Could you edit these rows so that every "bar-row" becomes "bar-track" and nothing else changes?

___ RECORDS PROVIDED

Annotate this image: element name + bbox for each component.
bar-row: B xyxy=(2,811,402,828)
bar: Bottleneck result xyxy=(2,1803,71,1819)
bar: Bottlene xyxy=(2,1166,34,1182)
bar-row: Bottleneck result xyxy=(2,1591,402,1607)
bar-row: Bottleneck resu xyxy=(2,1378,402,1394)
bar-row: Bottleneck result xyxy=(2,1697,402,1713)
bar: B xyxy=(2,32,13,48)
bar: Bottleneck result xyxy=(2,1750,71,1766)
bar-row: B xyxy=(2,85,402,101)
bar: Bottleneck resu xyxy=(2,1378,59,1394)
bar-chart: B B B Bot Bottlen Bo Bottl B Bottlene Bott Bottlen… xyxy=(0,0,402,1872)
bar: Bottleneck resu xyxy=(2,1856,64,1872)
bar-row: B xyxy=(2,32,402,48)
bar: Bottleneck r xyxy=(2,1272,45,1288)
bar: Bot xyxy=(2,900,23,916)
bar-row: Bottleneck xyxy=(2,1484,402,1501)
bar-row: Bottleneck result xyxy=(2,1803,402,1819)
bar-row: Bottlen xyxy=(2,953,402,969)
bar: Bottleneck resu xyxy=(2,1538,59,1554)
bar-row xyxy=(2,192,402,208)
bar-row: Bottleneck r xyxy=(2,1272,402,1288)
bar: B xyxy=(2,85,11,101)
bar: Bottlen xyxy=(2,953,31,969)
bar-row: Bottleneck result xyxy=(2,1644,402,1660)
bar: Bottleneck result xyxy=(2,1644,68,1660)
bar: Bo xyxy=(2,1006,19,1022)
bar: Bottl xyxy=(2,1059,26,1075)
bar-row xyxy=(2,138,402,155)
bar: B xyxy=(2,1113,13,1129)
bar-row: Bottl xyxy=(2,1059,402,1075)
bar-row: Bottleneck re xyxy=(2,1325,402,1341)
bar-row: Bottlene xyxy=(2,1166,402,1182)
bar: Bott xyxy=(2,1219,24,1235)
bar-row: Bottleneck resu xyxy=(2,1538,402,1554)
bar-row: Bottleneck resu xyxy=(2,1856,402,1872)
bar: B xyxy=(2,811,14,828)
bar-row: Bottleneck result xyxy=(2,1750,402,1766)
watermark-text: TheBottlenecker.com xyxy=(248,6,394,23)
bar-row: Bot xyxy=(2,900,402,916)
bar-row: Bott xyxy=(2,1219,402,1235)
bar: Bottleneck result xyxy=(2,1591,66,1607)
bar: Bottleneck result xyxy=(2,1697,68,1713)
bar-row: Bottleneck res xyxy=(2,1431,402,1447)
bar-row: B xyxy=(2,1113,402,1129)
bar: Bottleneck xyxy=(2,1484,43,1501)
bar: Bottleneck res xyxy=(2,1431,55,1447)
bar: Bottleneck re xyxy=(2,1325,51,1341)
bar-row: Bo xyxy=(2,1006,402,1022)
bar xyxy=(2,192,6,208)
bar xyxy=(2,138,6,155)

______

- **EXERCISE ANSWER**:
Annotate this image: element name + bbox for each component.
bar-track: B xyxy=(2,811,402,828)
bar: Bottleneck result xyxy=(2,1803,71,1819)
bar: Bottlene xyxy=(2,1166,34,1182)
bar-track: Bottleneck result xyxy=(2,1591,402,1607)
bar-track: Bottleneck resu xyxy=(2,1378,402,1394)
bar-track: Bottleneck result xyxy=(2,1697,402,1713)
bar: B xyxy=(2,32,13,48)
bar: Bottleneck result xyxy=(2,1750,71,1766)
bar-track: B xyxy=(2,85,402,101)
bar: Bottleneck resu xyxy=(2,1378,59,1394)
bar-chart: B B B Bot Bottlen Bo Bottl B Bottlene Bott Bottlen… xyxy=(0,0,402,1872)
bar: Bottleneck resu xyxy=(2,1856,64,1872)
bar-track: B xyxy=(2,32,402,48)
bar: Bottleneck r xyxy=(2,1272,45,1288)
bar: Bot xyxy=(2,900,23,916)
bar-track: Bottleneck xyxy=(2,1484,402,1501)
bar-track: Bottleneck result xyxy=(2,1803,402,1819)
bar-track: Bottlen xyxy=(2,953,402,969)
bar: Bottleneck resu xyxy=(2,1538,59,1554)
bar-track xyxy=(2,192,402,208)
bar-track: Bottleneck r xyxy=(2,1272,402,1288)
bar: B xyxy=(2,85,11,101)
bar: Bottlen xyxy=(2,953,31,969)
bar-track: Bottleneck result xyxy=(2,1644,402,1660)
bar: Bottleneck result xyxy=(2,1644,68,1660)
bar: Bo xyxy=(2,1006,19,1022)
bar: Bottl xyxy=(2,1059,26,1075)
bar-track xyxy=(2,138,402,155)
bar: B xyxy=(2,1113,13,1129)
bar-track: Bottl xyxy=(2,1059,402,1075)
bar-track: Bottleneck re xyxy=(2,1325,402,1341)
bar-track: Bottlene xyxy=(2,1166,402,1182)
bar: Bott xyxy=(2,1219,24,1235)
bar-track: Bottleneck resu xyxy=(2,1538,402,1554)
bar-track: Bottleneck resu xyxy=(2,1856,402,1872)
bar: B xyxy=(2,811,14,828)
bar-track: Bottleneck result xyxy=(2,1750,402,1766)
watermark-text: TheBottlenecker.com xyxy=(248,6,394,23)
bar-track: Bot xyxy=(2,900,402,916)
bar-track: Bott xyxy=(2,1219,402,1235)
bar: Bottleneck result xyxy=(2,1591,66,1607)
bar: Bottleneck result xyxy=(2,1697,68,1713)
bar-track: Bottleneck res xyxy=(2,1431,402,1447)
bar-track: B xyxy=(2,1113,402,1129)
bar: Bottleneck xyxy=(2,1484,43,1501)
bar: Bottleneck res xyxy=(2,1431,55,1447)
bar: Bottleneck re xyxy=(2,1325,51,1341)
bar-track: Bo xyxy=(2,1006,402,1022)
bar xyxy=(2,192,6,208)
bar xyxy=(2,138,6,155)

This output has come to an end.